## Exercise objective
Reproduce every line of the material below, but drop the pictures.

## Records supplied
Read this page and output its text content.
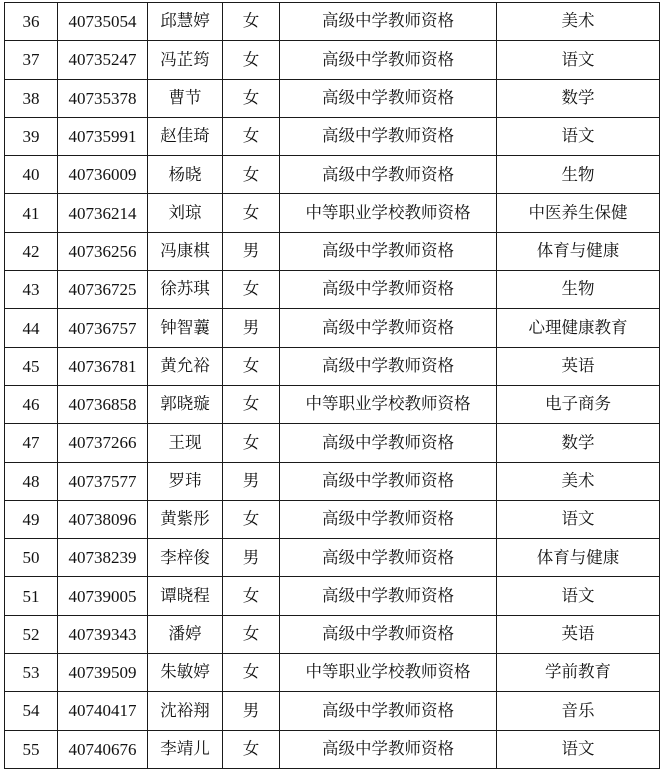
36	40735054	邱慧婷	女	高级中学教师资格	美术
37	40735247	冯芷筠	女	高级中学教师资格	语文
38	40735378	曹节	女	高级中学教师资格	数学
39	40735991	赵佳琦	女	高级中学教师资格	语文
40	40736009	杨晓	女	高级中学教师资格	生物
41	40736214	刘琼	女	中等职业学校教师资格	中医养生保健
42	40736256	冯康棋	男	高级中学教师资格	体育与健康
43	40736725	徐苏琪	女	高级中学教师资格	生物
44	40736757	钟智蘘	男	高级中学教师资格	心理健康教育
45	40736781	黄允裕	女	高级中学教师资格	英语
46	40736858	郭晓璇	女	中等职业学校教师资格	电子商务
47	40737266	王现	女	高级中学教师资格	数学
48	40737577	罗玮	男	高级中学教师资格	美术
49	40738096	黄紫彤	女	高级中学教师资格	语文
50	40738239	李梓俊	男	高级中学教师资格	体育与健康
51	40739005	谭晓程	女	高级中学教师资格	语文
52	40739343	潘婷	女	高级中学教师资格	英语
53	40739509	朱敏婷	女	中等职业学校教师资格	学前教育
54	40740417	沈裕翔	男	高级中学教师资格	音乐
55	40740676	李靖儿	女	高级中学教师资格	语文
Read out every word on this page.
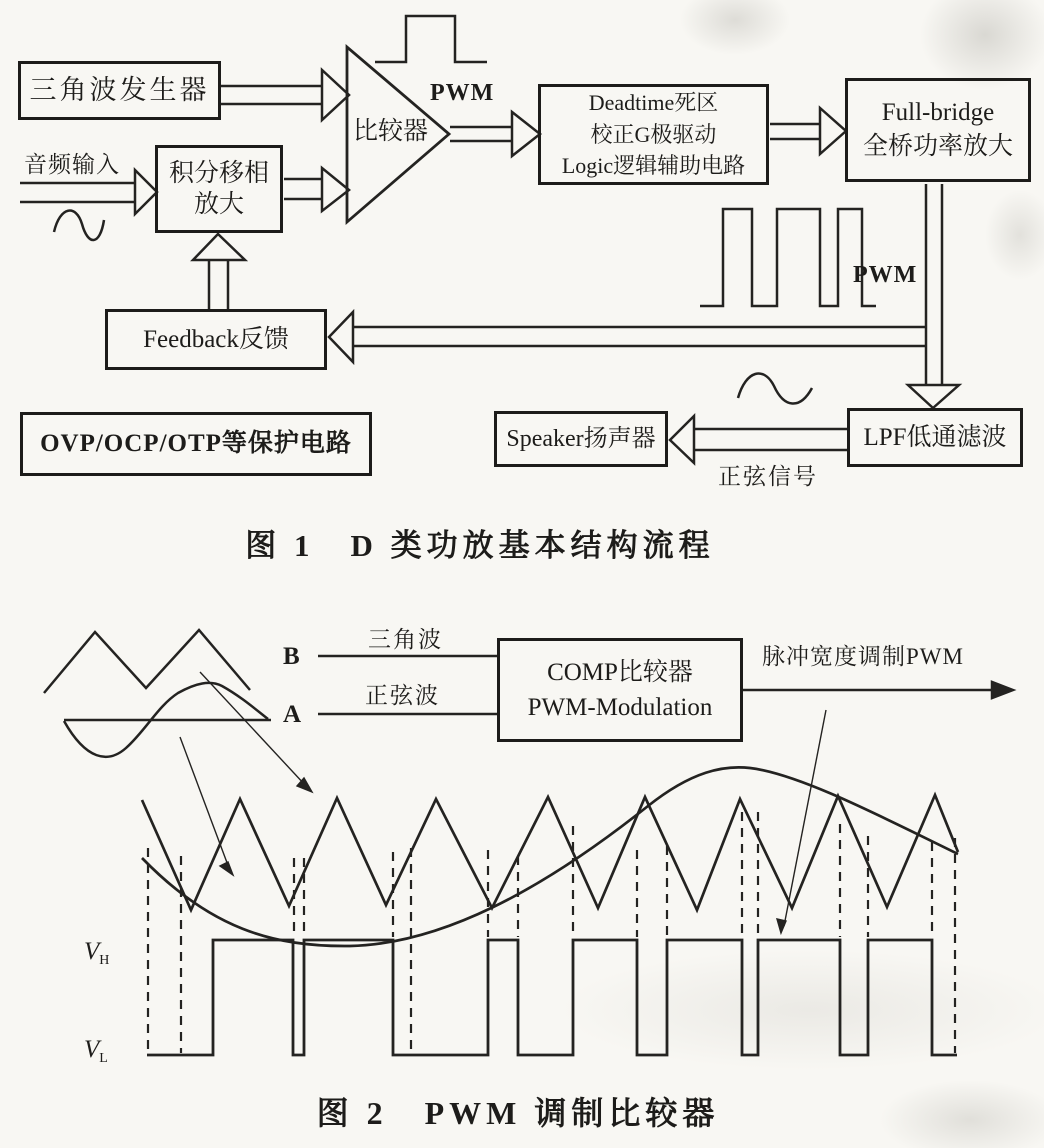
三角波发生器
积分移相
放大
音频输入
比较器
PWM	Deadtime死区
校正G极驱动
Logic逻辑辅助电路
Full-bridge
全桥功率放大
PWM
Feedback反馈
OVP/OCP/OTP等保护电路	Speaker扬声器	LPF低通滤波
正弦信号
图 1　D 类功放基本结构流程
B
A
三角波
正弦波
COMP比较器
PWM-Modulation
脉冲宽度调制PWM
$V_H$
$V_L$
图 2　PWM 调制比较器
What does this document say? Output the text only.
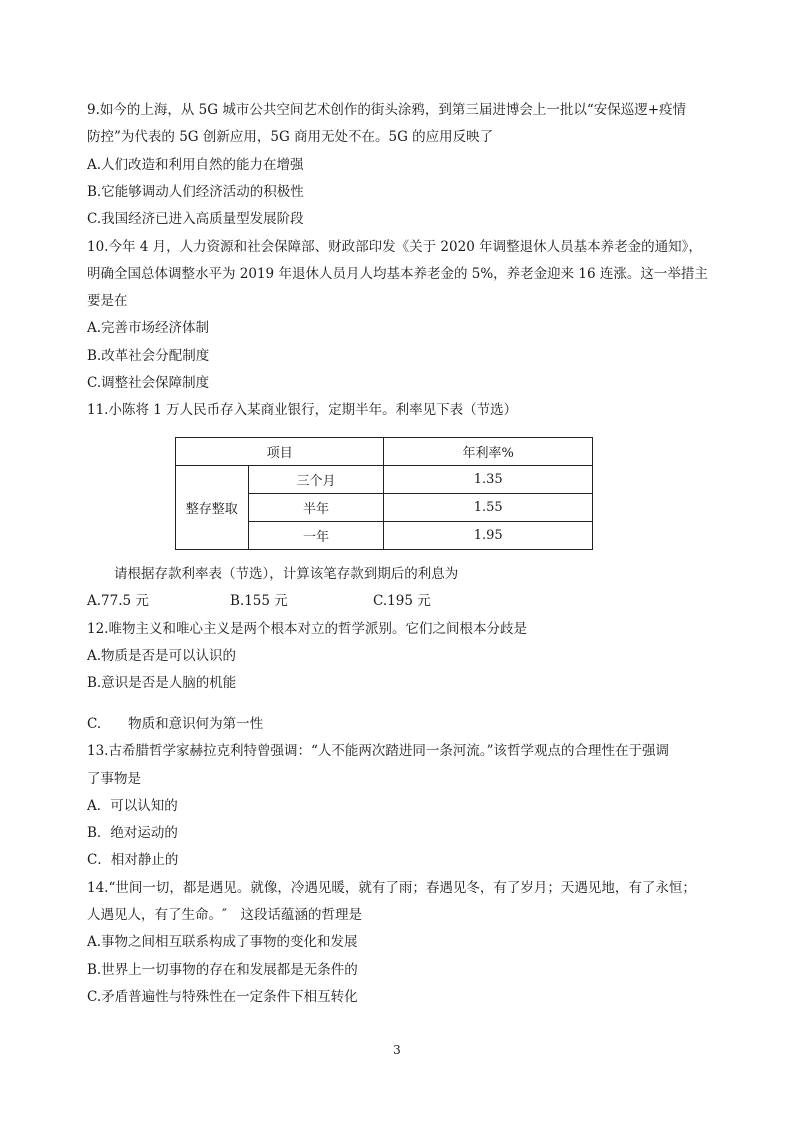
9.如今的上海，从 5G 城市公共空间艺术创作的街头涂鸦，到第三届进博会上一批以“安保巡逻+疫情
防控”为代表的 5G 创新应用，5G 商用无处不在。5G 的应用反映了
A.人们改造和利用自然的能力在增强
B.它能够调动人们经济活动的积极性
C.我国经济已进入高质量型发展阶段
10.今年 4 月，人力资源和社会保障部、财政部印发《关于 2020 年调整退休人员基本养老金的通知》，
明确全国总体调整水平为 2019 年退休人员月人均基本养老金的 5%，养老金迎来 16 连涨。这一举措主
要是在
A.完善市场经济体制
B.改革社会分配制度
C.调整社会保障制度
11.小陈将 1 万人民币存入某商业银行，定期半年。利率见下表（节选）
项目		年利率%
整存整取	三个月	1.35
	半年	1.55
	一年	1.95
请根据存款利率表（节选），计算该笔存款到期后的利息为
A.77.5 元	B.155 元	C.195 元
12.唯物主义和唯心主义是两个根本对立的哲学派别。它们之间根本分歧是
A.物质是否是可以认识的
B.意识是否是人脑的机能
C.　　物质和意识何为第一性
13.古希腊哲学家赫拉克利特曾强调：“人不能两次踏进同一条河流。”该哲学观点的合理性在于强调
了事物是
A．可以认知的
B．绝对运动的
C．相对静止的
14.“世间一切，都是遇见。就像，冷遇见暖，就有了雨；春遇见冬，有了岁月；天遇见地，有了永恒；
人遇见人，有了生命。″　这段话蕴涵的哲理是
A.事物之间相互联系构成了事物的变化和发展
B.世界上一切事物的存在和发展都是无条件的
C.矛盾普遍性与特殊性在一定条件下相互转化
3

## Output for this task
Read this page and output its text content.
36	40735054	邱慧婷	女	高级中学教师资格	美术
37	40735247	冯芷筠	女	高级中学教师资格	语文
38	40735378	曹节	女	高级中学教师资格	数学
39	40735991	赵佳琦	女	高级中学教师资格	语文
40	40736009	杨晓	女	高级中学教师资格	生物
41	40736214	刘琼	女	中等职业学校教师资格	中医养生保健
42	40736256	冯康棋	男	高级中学教师资格	体育与健康
43	40736725	徐苏琪	女	高级中学教师资格	生物
44	40736757	钟智蘘	男	高级中学教师资格	心理健康教育
45	40736781	黄允裕	女	高级中学教师资格	英语
46	40736858	郭晓璇	女	中等职业学校教师资格	电子商务
47	40737266	王现	女	高级中学教师资格	数学
48	40737577	罗玮	男	高级中学教师资格	美术
49	40738096	黄紫彤	女	高级中学教师资格	语文
50	40738239	李梓俊	男	高级中学教师资格	体育与健康
51	40739005	谭晓程	女	高级中学教师资格	语文
52	40739343	潘婷	女	高级中学教师资格	英语
53	40739509	朱敏婷	女	中等职业学校教师资格	学前教育
54	40740417	沈裕翔	男	高级中学教师资格	音乐
55	40740676	李靖儿	女	高级中学教师资格	语文
Read out every word on this page.
三角波发生器
积分移相
放大
音频输入
比较器
PWM	Deadtime死区
校正G极驱动
Logic逻辑辅助电路
Full-bridge
全桥功率放大
PWM
Feedback反馈
OVP/OCP/OTP等保护电路	Speaker扬声器	LPF低通滤波
正弦信号
图 1　D 类功放基本结构流程
B
A
三角波
正弦波
COMP比较器
PWM-Modulation
脉冲宽度调制PWM
$V_H$
$V_L$
图 2　PWM 调制比较器
What does this document say? Output the text only.
9.如今的上海，从 5G 城市公共空间艺术创作的街头涂鸦，到第三届进博会上一批以“安保巡逻+疫情
防控”为代表的 5G 创新应用，5G 商用无处不在。5G 的应用反映了
A.人们改造和利用自然的能力在增强
B.它能够调动人们经济活动的积极性
C.我国经济已进入高质量型发展阶段
10.今年 4 月，人力资源和社会保障部、财政部印发《关于 2020 年调整退休人员基本养老金的通知》，
明确全国总体调整水平为 2019 年退休人员月人均基本养老金的 5%，养老金迎来 16 连涨。这一举措主
要是在
A.完善市场经济体制
B.改革社会分配制度
C.调整社会保障制度
11.小陈将 1 万人民币存入某商业银行，定期半年。利率见下表（节选）
项目		年利率%
整存整取	三个月	1.35
	半年	1.55
	一年	1.95
请根据存款利率表（节选），计算该笔存款到期后的利息为
A.77.5 元	B.155 元	C.195 元
12.唯物主义和唯心主义是两个根本对立的哲学派别。它们之间根本分歧是
A.物质是否是可以认识的
B.意识是否是人脑的机能
C.　　物质和意识何为第一性
13.古希腊哲学家赫拉克利特曾强调：“人不能两次踏进同一条河流。”该哲学观点的合理性在于强调
了事物是
A．可以认知的
B．绝对运动的
C．相对静止的
14.“世间一切，都是遇见。就像，冷遇见暖，就有了雨；春遇见冬，有了岁月；天遇见地，有了永恒；
人遇见人，有了生命。″　这段话蕴涵的哲理是
A.事物之间相互联系构成了事物的变化和发展
B.世界上一切事物的存在和发展都是无条件的
C.矛盾普遍性与特殊性在一定条件下相互转化
3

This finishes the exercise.